Layout region records
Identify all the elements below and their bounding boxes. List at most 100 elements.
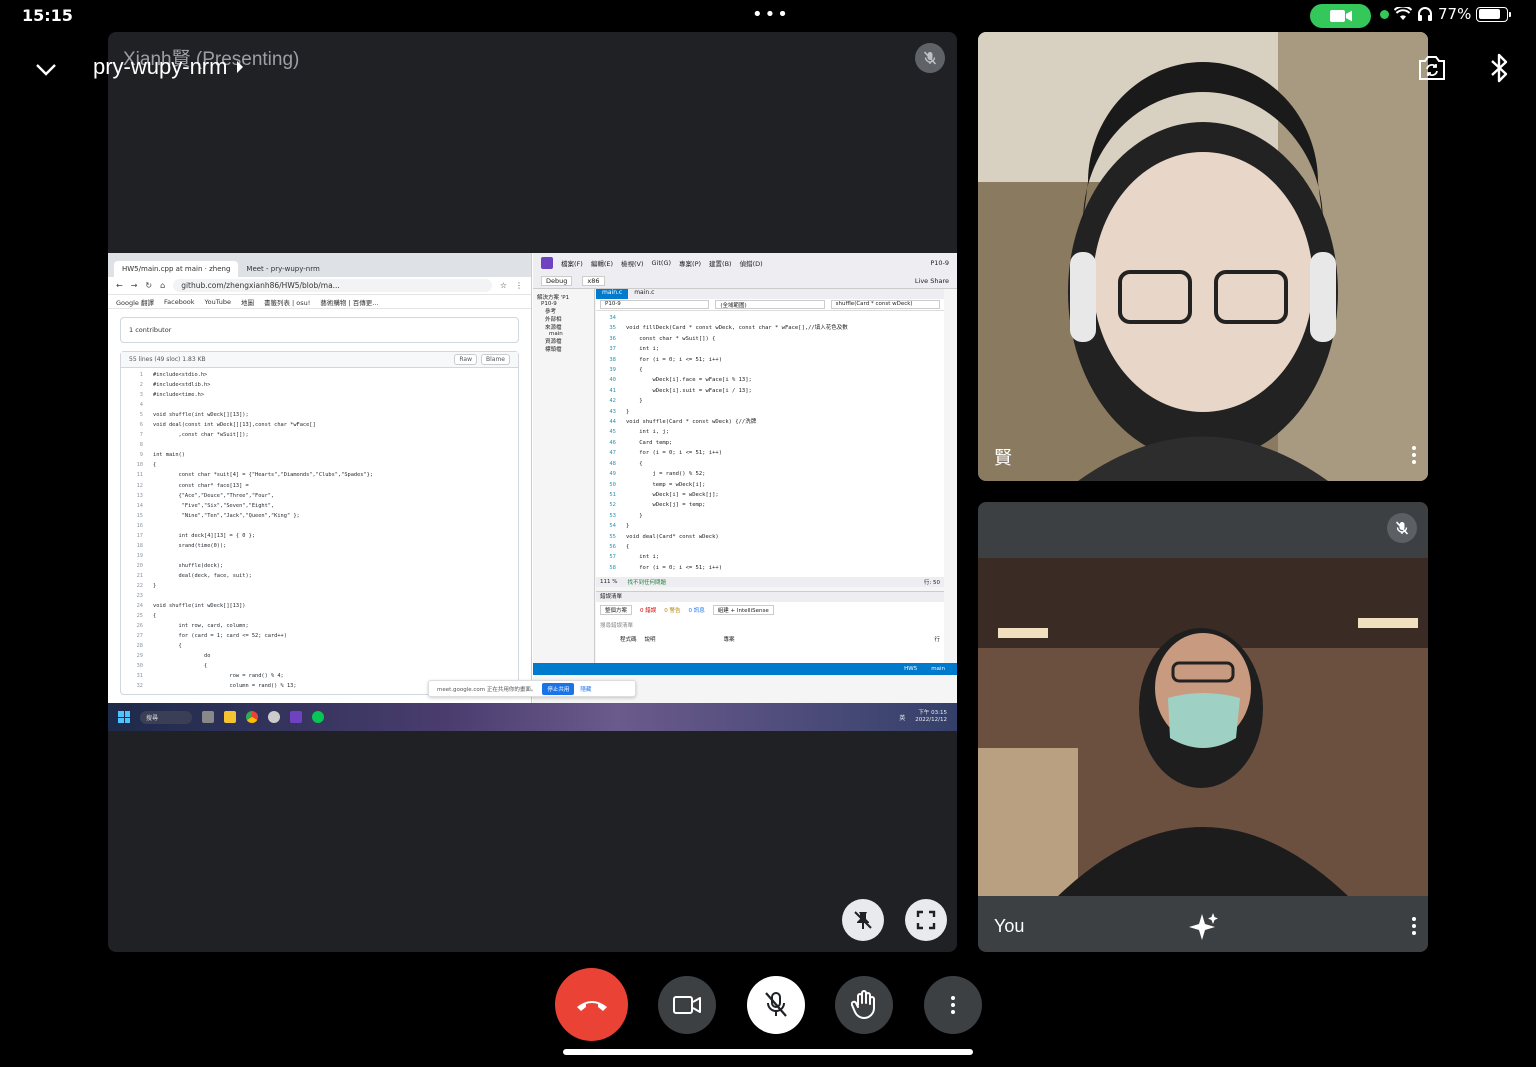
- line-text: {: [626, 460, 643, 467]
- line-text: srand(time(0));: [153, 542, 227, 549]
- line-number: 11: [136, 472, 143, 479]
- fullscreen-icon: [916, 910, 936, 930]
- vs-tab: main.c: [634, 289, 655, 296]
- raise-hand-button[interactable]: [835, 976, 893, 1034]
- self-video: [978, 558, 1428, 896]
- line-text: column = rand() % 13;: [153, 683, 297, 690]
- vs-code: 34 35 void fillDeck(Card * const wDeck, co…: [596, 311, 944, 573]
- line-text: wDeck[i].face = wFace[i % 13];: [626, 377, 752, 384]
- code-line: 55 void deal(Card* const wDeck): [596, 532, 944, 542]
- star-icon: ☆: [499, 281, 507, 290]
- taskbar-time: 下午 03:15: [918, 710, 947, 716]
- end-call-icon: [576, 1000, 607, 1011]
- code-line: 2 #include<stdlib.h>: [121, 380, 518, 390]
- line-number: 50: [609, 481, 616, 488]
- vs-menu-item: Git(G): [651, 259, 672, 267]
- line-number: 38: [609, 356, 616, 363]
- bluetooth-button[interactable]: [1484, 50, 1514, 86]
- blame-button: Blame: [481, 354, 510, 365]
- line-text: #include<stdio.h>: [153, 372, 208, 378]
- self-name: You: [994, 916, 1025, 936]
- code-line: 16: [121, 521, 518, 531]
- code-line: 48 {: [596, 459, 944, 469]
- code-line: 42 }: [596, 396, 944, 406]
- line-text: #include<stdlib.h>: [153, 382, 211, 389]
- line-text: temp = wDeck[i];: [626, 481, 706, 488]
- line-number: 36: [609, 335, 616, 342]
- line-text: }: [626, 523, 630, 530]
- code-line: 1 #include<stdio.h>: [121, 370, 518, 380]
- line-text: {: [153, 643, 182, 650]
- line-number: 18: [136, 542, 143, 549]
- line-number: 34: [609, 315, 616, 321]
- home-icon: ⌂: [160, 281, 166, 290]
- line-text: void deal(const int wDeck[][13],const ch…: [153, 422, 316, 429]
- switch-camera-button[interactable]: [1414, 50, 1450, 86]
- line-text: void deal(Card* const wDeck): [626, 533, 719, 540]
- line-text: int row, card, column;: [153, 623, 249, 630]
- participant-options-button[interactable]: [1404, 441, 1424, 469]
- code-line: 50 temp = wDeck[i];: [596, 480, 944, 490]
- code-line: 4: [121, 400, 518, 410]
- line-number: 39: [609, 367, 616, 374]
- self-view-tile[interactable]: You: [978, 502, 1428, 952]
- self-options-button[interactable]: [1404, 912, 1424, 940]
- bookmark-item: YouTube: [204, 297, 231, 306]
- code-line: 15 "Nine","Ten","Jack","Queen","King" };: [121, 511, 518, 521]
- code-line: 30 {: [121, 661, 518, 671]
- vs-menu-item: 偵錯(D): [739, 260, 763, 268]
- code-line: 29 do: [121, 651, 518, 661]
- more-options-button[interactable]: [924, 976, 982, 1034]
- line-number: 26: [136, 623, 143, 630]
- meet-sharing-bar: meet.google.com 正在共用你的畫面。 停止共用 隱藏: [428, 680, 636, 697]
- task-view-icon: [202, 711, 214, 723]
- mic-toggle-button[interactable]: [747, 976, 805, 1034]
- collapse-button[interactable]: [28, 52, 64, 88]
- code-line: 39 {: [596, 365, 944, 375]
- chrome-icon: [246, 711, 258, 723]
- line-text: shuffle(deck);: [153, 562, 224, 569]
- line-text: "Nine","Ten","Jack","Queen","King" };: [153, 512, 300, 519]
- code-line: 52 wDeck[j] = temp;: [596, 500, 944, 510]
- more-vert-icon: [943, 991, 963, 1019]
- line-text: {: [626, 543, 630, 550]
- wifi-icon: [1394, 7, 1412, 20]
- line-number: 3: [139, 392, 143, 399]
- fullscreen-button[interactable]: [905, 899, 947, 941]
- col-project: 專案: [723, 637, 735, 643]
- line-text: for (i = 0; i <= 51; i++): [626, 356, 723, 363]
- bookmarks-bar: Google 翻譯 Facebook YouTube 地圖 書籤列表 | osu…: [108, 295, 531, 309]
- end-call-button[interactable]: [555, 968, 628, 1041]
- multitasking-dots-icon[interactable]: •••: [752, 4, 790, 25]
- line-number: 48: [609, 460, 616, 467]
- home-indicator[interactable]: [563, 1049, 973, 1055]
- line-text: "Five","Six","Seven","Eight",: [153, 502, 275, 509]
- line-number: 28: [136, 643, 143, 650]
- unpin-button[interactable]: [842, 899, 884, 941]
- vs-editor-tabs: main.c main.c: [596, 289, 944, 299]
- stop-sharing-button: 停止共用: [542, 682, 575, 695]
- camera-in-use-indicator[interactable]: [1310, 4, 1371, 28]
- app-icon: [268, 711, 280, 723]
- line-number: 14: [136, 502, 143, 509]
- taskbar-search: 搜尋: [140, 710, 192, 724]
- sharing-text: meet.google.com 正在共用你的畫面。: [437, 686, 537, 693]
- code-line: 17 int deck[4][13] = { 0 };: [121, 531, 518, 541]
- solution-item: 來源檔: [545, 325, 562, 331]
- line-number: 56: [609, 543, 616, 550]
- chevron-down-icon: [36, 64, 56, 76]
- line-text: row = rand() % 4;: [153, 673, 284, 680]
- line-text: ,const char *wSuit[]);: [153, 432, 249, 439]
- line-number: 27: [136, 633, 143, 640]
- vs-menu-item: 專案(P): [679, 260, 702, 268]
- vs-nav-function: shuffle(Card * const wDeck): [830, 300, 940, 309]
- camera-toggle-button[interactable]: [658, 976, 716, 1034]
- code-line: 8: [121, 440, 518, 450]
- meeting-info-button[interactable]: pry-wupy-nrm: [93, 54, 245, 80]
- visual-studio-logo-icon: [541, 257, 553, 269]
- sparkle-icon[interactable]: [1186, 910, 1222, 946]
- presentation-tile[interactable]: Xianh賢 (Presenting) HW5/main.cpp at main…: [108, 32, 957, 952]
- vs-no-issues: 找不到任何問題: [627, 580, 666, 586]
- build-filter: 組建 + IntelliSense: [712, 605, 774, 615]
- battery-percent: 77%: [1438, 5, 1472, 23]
---
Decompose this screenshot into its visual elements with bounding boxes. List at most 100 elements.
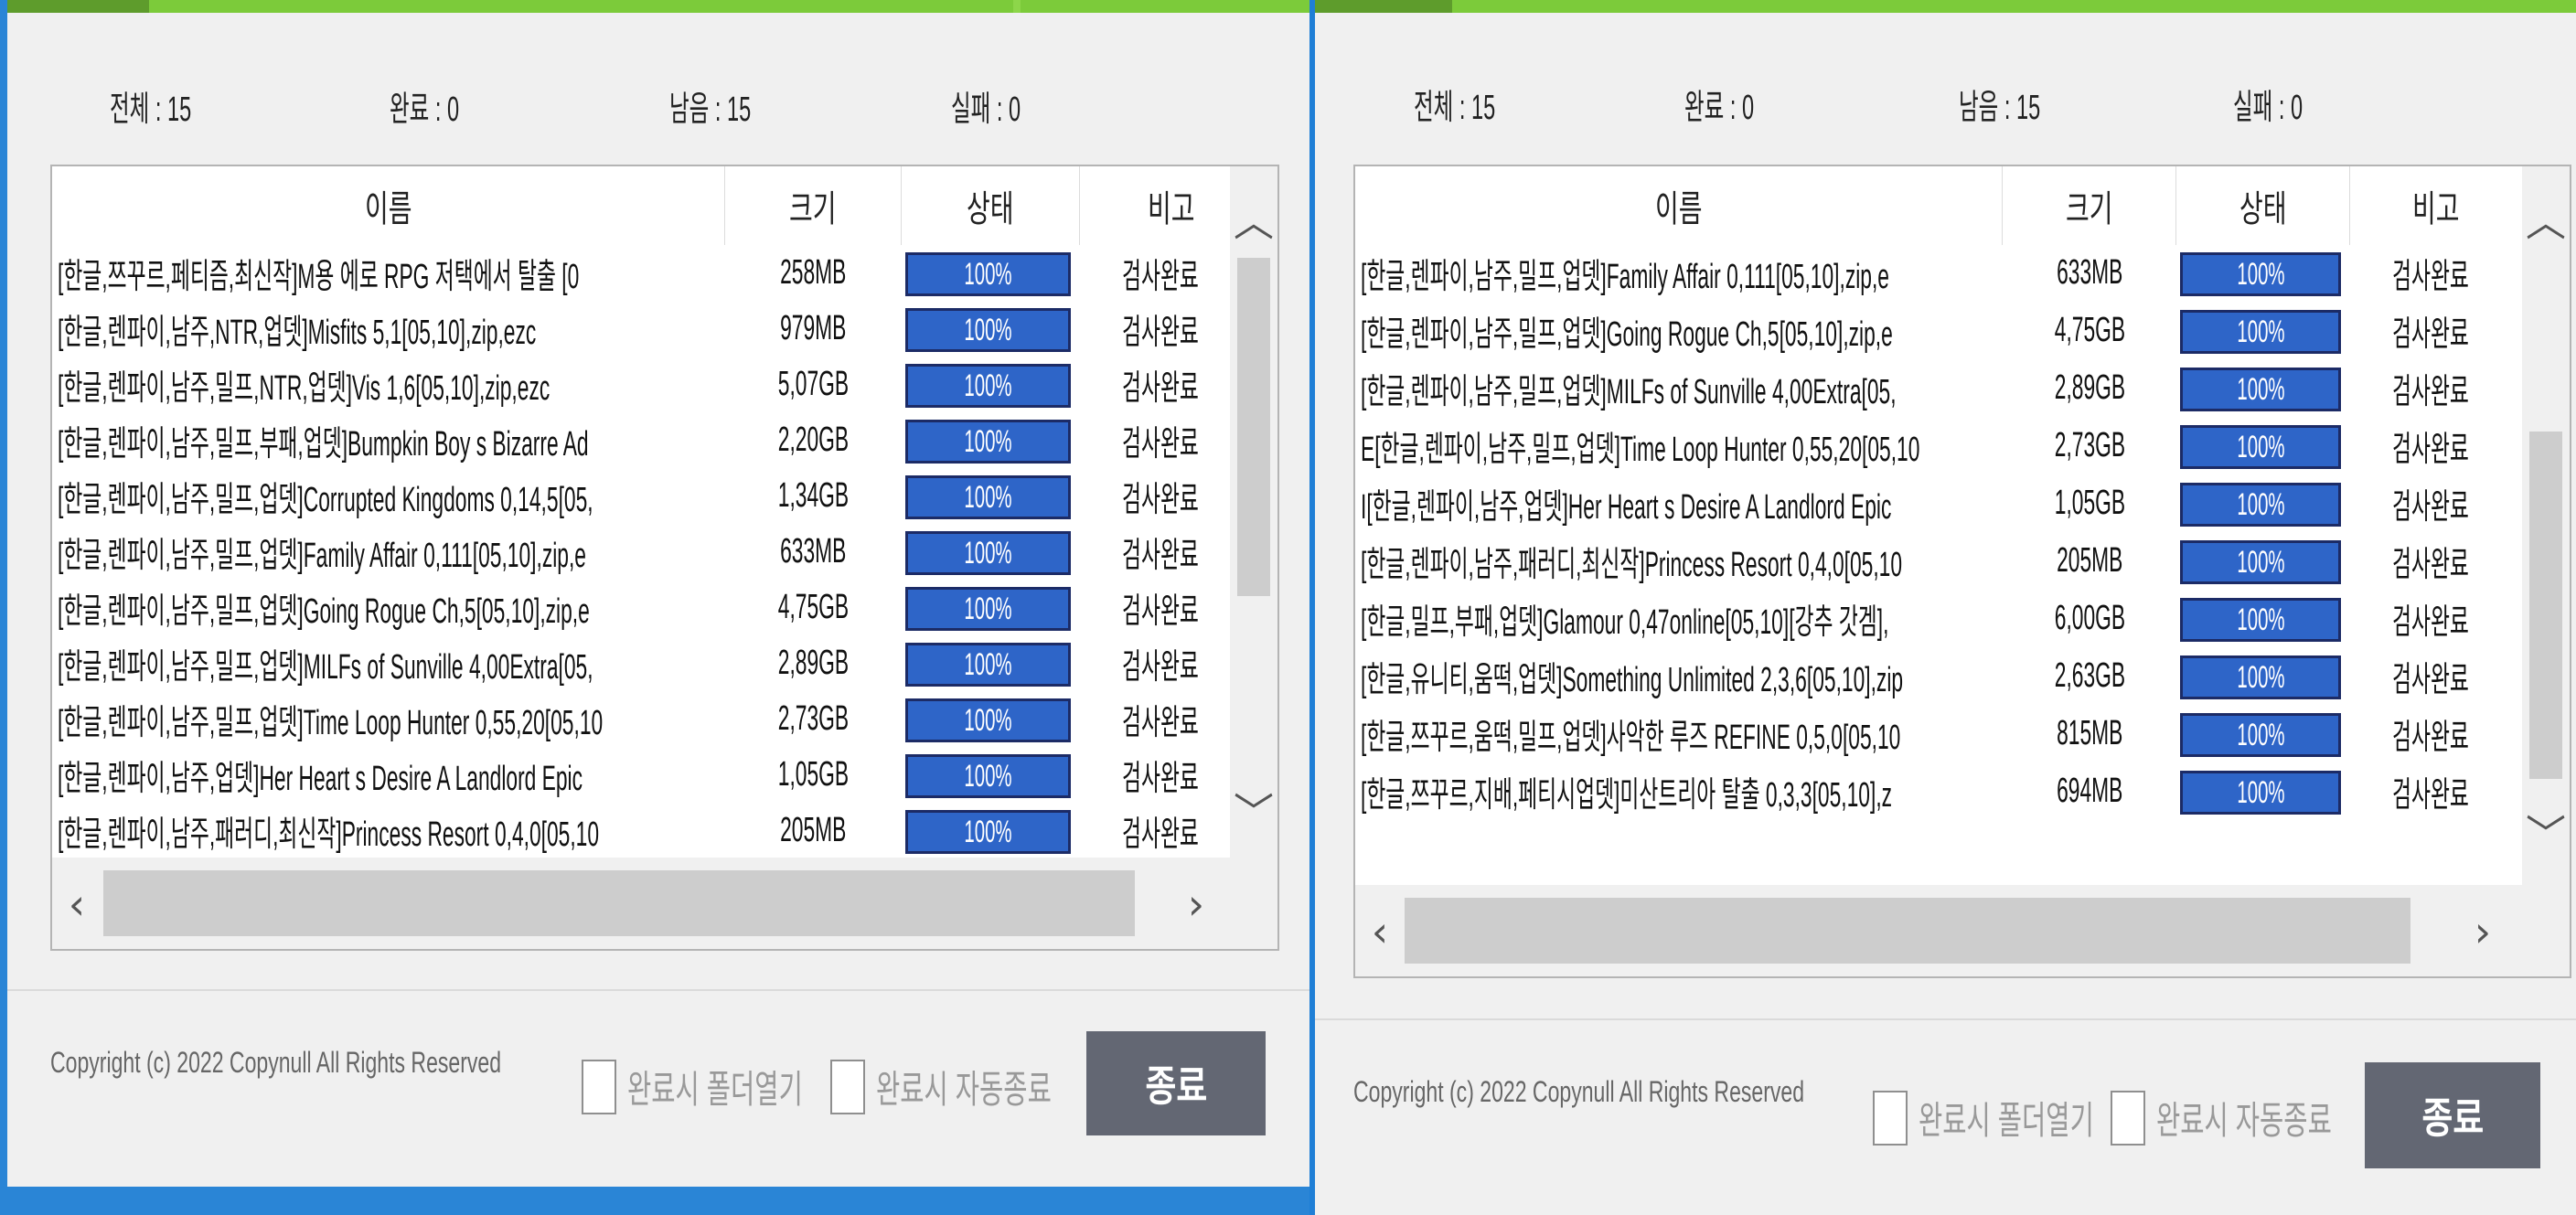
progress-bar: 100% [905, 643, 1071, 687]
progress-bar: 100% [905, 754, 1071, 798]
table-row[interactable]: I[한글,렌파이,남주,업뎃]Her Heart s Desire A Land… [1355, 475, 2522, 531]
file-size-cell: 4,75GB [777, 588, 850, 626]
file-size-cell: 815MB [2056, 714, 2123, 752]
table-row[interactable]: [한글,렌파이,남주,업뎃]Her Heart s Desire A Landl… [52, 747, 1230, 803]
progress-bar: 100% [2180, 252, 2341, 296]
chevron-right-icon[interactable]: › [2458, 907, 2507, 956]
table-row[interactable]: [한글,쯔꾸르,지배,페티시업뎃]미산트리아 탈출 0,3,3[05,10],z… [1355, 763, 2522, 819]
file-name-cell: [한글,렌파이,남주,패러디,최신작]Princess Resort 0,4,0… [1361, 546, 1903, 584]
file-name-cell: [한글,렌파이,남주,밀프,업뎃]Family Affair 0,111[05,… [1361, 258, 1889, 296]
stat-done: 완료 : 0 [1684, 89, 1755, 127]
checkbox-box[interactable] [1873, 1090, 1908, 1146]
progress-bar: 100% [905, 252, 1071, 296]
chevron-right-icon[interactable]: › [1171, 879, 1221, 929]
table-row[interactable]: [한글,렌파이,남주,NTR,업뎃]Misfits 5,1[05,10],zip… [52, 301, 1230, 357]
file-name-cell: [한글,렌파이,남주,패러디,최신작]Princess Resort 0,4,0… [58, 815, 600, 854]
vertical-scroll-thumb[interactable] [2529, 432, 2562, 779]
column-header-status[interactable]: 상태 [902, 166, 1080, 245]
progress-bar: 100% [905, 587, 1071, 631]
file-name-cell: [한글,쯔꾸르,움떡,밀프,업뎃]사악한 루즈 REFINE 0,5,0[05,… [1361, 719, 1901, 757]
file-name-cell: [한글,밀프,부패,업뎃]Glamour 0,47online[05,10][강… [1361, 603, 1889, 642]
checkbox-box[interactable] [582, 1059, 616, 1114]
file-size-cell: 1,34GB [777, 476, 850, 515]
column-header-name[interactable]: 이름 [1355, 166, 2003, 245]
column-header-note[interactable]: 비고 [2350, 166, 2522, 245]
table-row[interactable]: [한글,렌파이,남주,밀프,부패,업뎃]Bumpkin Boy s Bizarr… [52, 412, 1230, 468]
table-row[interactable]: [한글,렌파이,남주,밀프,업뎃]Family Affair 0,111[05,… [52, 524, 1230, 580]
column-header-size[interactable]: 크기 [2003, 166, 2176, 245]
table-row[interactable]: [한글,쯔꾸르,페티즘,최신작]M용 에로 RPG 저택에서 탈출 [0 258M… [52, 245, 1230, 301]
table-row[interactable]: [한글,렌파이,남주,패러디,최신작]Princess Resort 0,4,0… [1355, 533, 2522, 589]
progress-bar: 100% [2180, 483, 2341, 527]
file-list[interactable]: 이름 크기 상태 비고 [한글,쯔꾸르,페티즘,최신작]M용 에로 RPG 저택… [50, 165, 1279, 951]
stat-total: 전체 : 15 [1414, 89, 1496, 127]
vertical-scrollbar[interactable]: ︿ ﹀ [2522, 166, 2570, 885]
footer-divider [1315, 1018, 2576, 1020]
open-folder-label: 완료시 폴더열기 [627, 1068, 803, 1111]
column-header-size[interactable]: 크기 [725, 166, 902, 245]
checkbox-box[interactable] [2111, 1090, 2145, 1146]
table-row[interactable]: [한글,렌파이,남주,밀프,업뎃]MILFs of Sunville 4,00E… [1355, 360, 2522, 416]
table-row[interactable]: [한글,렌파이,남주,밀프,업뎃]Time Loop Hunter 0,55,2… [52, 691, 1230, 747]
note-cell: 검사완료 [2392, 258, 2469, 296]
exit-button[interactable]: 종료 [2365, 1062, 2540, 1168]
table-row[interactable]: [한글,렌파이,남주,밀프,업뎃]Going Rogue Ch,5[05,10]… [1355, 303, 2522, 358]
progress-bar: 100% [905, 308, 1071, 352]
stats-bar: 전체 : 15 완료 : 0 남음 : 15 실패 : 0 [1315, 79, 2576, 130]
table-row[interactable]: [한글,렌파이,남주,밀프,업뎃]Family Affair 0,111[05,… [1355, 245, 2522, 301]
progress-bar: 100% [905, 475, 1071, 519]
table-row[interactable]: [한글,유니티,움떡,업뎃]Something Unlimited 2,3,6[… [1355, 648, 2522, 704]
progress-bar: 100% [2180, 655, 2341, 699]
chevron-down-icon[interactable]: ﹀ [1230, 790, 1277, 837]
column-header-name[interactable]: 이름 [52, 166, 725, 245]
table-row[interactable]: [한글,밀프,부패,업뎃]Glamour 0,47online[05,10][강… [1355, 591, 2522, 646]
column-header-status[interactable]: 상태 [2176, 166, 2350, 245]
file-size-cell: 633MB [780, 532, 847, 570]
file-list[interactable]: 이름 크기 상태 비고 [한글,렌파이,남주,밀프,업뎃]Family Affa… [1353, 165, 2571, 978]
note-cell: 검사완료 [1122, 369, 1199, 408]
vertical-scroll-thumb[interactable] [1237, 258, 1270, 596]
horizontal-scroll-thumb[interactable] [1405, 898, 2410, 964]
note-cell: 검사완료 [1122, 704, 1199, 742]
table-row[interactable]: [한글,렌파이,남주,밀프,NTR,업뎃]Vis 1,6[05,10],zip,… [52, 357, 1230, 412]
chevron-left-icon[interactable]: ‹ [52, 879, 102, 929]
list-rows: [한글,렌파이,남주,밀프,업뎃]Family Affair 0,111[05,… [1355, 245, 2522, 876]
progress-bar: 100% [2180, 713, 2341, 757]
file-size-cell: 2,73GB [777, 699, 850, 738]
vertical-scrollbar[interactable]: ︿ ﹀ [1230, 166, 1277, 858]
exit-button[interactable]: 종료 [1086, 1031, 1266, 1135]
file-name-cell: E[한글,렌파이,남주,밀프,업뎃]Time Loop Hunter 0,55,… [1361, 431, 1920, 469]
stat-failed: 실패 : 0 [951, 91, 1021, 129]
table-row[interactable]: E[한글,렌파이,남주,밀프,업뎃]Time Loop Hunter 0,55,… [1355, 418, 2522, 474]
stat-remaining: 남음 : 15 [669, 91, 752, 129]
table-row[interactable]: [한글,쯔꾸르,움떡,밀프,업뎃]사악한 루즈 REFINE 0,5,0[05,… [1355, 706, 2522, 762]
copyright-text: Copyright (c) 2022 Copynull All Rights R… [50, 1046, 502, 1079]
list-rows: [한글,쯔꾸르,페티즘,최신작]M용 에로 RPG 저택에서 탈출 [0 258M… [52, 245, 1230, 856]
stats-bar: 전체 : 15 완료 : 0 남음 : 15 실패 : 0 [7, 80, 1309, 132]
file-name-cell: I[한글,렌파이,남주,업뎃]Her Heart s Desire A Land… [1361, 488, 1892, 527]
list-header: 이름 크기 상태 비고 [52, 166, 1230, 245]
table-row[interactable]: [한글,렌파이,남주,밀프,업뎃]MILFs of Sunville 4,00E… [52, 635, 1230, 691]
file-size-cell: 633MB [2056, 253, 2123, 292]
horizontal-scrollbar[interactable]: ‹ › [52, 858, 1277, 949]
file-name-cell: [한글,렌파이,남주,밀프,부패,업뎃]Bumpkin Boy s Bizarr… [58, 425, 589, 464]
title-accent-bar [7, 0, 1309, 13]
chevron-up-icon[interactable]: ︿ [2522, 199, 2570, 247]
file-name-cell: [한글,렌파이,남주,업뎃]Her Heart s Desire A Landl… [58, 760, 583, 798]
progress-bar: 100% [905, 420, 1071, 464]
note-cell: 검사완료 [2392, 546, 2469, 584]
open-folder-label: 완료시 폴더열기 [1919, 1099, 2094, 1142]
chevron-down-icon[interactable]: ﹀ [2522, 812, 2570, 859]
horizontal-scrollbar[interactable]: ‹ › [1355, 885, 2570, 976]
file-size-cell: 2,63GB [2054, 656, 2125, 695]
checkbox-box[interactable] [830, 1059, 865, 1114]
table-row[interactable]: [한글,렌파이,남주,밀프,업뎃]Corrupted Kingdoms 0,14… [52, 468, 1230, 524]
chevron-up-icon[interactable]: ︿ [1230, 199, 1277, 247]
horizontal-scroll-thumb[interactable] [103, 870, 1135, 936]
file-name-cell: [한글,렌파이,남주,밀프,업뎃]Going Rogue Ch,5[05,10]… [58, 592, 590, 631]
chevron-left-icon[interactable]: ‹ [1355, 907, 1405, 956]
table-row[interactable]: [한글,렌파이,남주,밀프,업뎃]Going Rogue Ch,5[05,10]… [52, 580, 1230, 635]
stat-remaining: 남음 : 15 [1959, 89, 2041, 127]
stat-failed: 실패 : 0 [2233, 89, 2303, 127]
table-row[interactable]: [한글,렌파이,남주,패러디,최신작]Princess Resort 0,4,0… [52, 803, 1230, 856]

_WORK INSTRUCTIONS_. Render everything in the material from the line containing "progress-bar: 100% [905, 643, 1071, 687]" down to the line containing "column-header-note[interactable]: 비고 [2350, 166, 2522, 245]" as a Markdown table. Use the column headings "Row" and "Line" and skip any blank lines.

_THE ANSWER_.
| Row | Line |
|---|---|
| 1 | progress-bar: 100% [905, 643, 1071, 687] |
| 2 | progress-bar: 100% [905, 754, 1071, 798] |
| 3 | table-row[interactable]: I[한글,렌파이,남주,업뎃]Her Heart s Desire A Land… [1355, 475, 2522, 531] |
| 4 | file-size-cell: 4,75GB [777, 588, 850, 626] |
| 5 | file-size-cell: 815MB [2056, 714, 2123, 752] |
| 6 | table-row[interactable]: [한글,렌파이,남주,업뎃]Her Heart s Desire A Landl… [52, 747, 1230, 803] |
| 7 | progress-bar: 100% [2180, 252, 2341, 296] |
| 8 | chevron-right-icon[interactable]: › [2458, 907, 2507, 956] |
| 9 | table-row[interactable]: [한글,쯔꾸르,지배,페티시업뎃]미산트리아 탈출 0,3,3[05,10],z… [1355, 763, 2522, 819] |
| 10 | file-name-cell: [한글,렌파이,남주,패러디,최신작]Princess Resort 0,4,0… [1361, 546, 1903, 584] |
| 11 | file-name-cell: [한글,렌파이,남주,밀프,업뎃]Family Affair 0,111[05,… [1361, 258, 1889, 296] |
| 12 | stat-done: 완료 : 0 [1684, 89, 1755, 127] |
| 13 | checkbox-box[interactable] [1873, 1090, 1908, 1146] |
| 14 | progress-bar: 100% [905, 252, 1071, 296] |
| 15 | chevron-right-icon[interactable]: › [1171, 879, 1221, 929] |
| 16 | table-row[interactable]: [한글,렌파이,남주,NTR,업뎃]Misfits 5,1[05,10],zip… [52, 301, 1230, 357] |
| 17 | file-name-cell: [한글,렌파이,남주,패러디,최신작]Princess Resort 0,4,0… [58, 815, 600, 854] |
| 18 | vertical-scroll-thumb[interactable] [2529, 432, 2562, 779] |
| 19 | column-header-status[interactable]: 상태 [902, 166, 1080, 245] |
| 20 | progress-bar: 100% [905, 587, 1071, 631] |
| 21 | file-name-cell: [한글,쯔꾸르,움떡,밀프,업뎃]사악한 루즈 REFINE 0,5,0[05,… [1361, 719, 1901, 757] |
| 22 | file-name-cell: [한글,밀프,부패,업뎃]Glamour 0,47online[05,10][강… [1361, 603, 1889, 642] |
| 23 | checkbox-box[interactable] [582, 1059, 616, 1114] |
| 24 | file-size-cell: 1,34GB [777, 476, 850, 515] |
| 25 | column-header-name[interactable]: 이름 [1355, 166, 2003, 245] |
| 26 | column-header-note[interactable]: 비고 [2350, 166, 2522, 245] |